### SUPPLIED MATERIAL
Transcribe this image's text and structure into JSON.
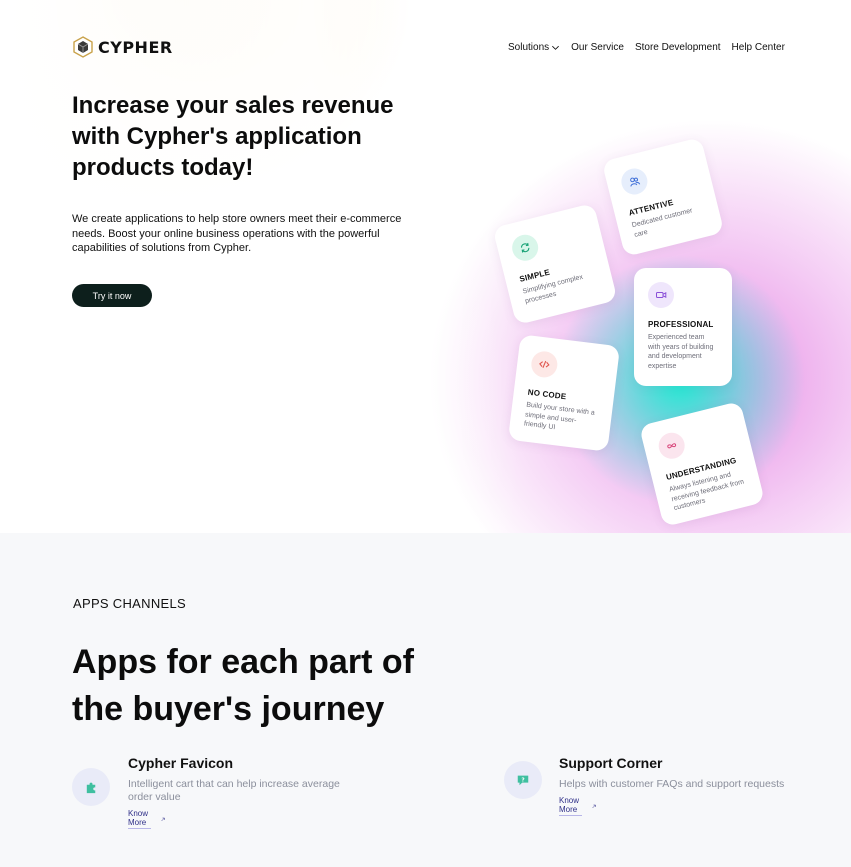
{
  "brand": {
    "name": "CYPHER",
    "logo_icon": "hexagon-cube-logo-icon"
  },
  "nav": {
    "items": [
      {
        "label": "Solutions",
        "has_dropdown": true,
        "icon": "chevron-down-icon"
      },
      {
        "label": "Our Service"
      },
      {
        "label": "Store Development"
      },
      {
        "label": "Help Center"
      }
    ]
  },
  "hero": {
    "title": "Increase your sales revenue with Cypher's application products today!",
    "description": "We create applications to help store owners meet their e-commerce needs. Boost your online business operations with the powerful capabilities of solutions from Cypher.",
    "cta_label": "Try it now"
  },
  "cards": [
    {
      "id": "attentive",
      "title": "ATTENTIVE",
      "subtitle": "Dedicated customer care",
      "icon": "people-icon",
      "icon_color": "#3f6fd8",
      "icon_bg": "#e6eefc"
    },
    {
      "id": "simple",
      "title": "SIMPLE",
      "subtitle": "Simplifying complex processes",
      "icon": "refresh-icon",
      "icon_color": "#1aa377",
      "icon_bg": "#d9f6ea"
    },
    {
      "id": "professional",
      "title": "PROFESSIONAL",
      "subtitle": "Experienced team with years of building and development expertise",
      "icon": "video-camera-icon",
      "icon_color": "#8a4fd8",
      "icon_bg": "#efe6fc"
    },
    {
      "id": "nocode",
      "title": "NO CODE",
      "subtitle": "Build your store with a simple and user-friendly UI",
      "icon": "code-icon",
      "icon_color": "#e0564f",
      "icon_bg": "#fde8e6"
    },
    {
      "id": "understanding",
      "title": "UNDERSTANDING",
      "subtitle": "Always listening and receiving feedback from customers",
      "icon": "infinity-icon",
      "icon_color": "#d8457a",
      "icon_bg": "#fbe5ee"
    }
  ],
  "apps": {
    "eyebrow": "APPS CHANNELS",
    "title": "Apps for each part of the buyer's journey",
    "features": [
      {
        "name": "Cypher Favicon",
        "description": "Intelligent cart that can help increase average order value",
        "link_label": "Know More",
        "icon": "puzzle-icon",
        "icon_color": "#3fbfa0"
      },
      {
        "name": "Support Corner",
        "description": "Helps with customer FAQs and support requests",
        "link_label": "Know More",
        "icon": "chat-question-icon",
        "icon_color": "#3fbfa0"
      }
    ]
  },
  "colors": {
    "cta_bg": "#0d1f1c",
    "accent_yellow": "#f0c86e",
    "accent_pink": "#e278e0",
    "accent_teal": "#14f0d2",
    "section_bg": "#f7f8fa",
    "link": "#2f2f88"
  }
}
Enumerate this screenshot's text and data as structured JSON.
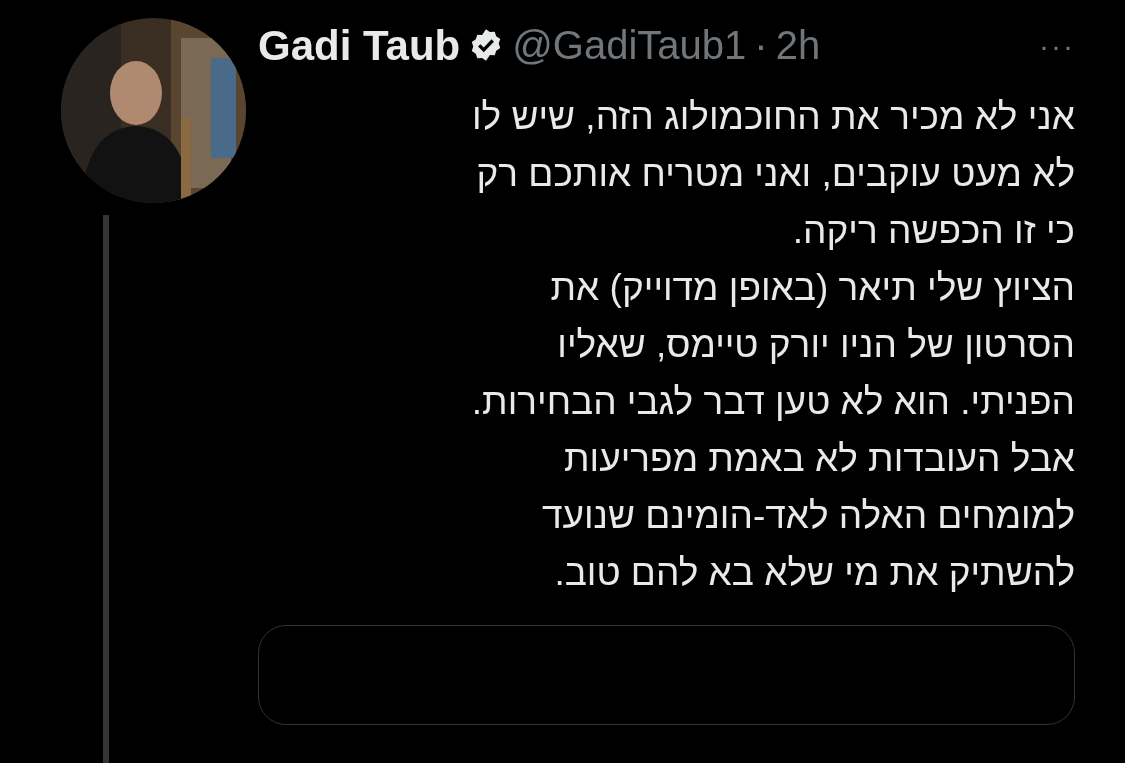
{
  "tweet": {
    "author": "Gadi Taub",
    "verified": true,
    "handle": "@GadiTaub1",
    "separator": "·",
    "time": "2h",
    "more": "···",
    "paragraphs": [
      [
        "אני לא מכיר את החוכמולוג הזה, שיש לו",
        "לא מעט עוקבים, ואני מטריח אותכם רק",
        "כי זו הכפשה ריקה."
      ],
      [
        "הציוץ שלי תיאר (באופן מדוייק) את",
        "הסרטון של הניו יורק טיימס, שאליו",
        "הפניתי. הוא לא טען דבר לגבי הבחירות.",
        "אבל העובדות לא באמת מפריעות",
        "למומחים האלה לאד-הומינם שנועד",
        "להשתיק את מי שלא בא להם טוב."
      ]
    ],
    "quoted": {
      "kind": "card"
    }
  }
}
######
PROBLEM STATEMENT ->
Search the records for the word "name" and copy every line where it occurs.

RESULT OF THIS EXERCISE ->
    "name": "CYPHER",
        "name": "Cypher Favicon",
        "name": "Support Corner",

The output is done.